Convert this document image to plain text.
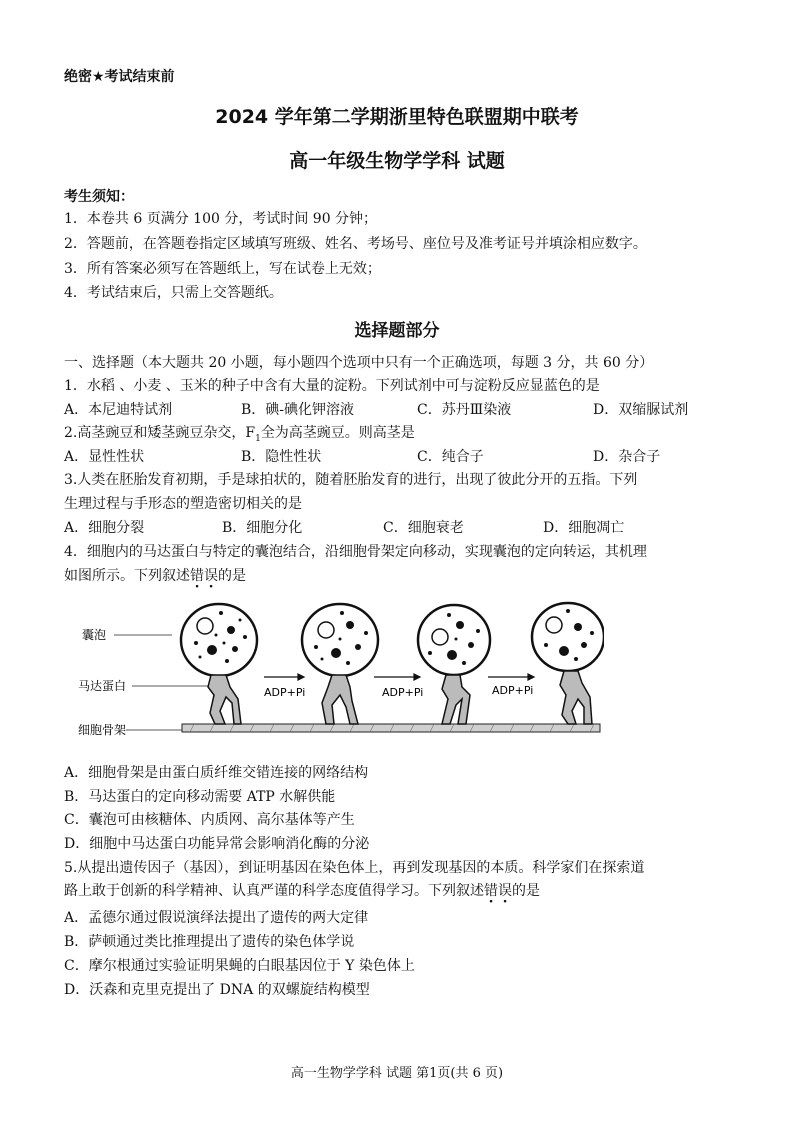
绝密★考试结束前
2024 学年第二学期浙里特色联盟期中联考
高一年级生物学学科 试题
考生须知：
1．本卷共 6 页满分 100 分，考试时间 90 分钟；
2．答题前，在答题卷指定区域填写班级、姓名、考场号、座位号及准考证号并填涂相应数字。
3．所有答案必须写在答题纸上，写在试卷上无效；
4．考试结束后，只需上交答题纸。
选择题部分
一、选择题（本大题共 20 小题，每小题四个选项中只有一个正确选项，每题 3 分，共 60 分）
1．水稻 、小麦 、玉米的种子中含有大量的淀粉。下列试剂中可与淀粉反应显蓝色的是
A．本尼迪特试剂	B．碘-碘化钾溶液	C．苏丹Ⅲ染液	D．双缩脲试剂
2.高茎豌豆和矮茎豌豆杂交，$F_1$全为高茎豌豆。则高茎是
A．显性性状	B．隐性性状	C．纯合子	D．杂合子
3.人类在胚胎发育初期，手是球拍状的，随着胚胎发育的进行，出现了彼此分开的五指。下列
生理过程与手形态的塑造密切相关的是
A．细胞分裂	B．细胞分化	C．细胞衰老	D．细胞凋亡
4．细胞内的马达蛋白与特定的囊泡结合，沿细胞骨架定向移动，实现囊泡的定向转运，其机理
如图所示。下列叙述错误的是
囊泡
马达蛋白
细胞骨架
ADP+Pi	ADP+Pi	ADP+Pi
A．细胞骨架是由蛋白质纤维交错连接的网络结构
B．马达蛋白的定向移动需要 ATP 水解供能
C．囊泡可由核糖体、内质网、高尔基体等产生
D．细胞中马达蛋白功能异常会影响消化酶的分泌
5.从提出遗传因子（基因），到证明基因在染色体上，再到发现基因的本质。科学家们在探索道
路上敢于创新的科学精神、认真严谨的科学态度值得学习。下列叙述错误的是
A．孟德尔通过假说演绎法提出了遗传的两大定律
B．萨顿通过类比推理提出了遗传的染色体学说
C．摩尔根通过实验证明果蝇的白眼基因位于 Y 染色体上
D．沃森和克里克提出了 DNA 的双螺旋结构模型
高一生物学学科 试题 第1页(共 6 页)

» **EXERCISE AIM**
Gather every line from the listing above in which the word "下列叙述错误的是" appears.

» **SOLUTION**
如图所示。下列叙述错误的是
路上敢于创新的科学精神、认真严谨的科学态度值得学习。下列叙述错误的是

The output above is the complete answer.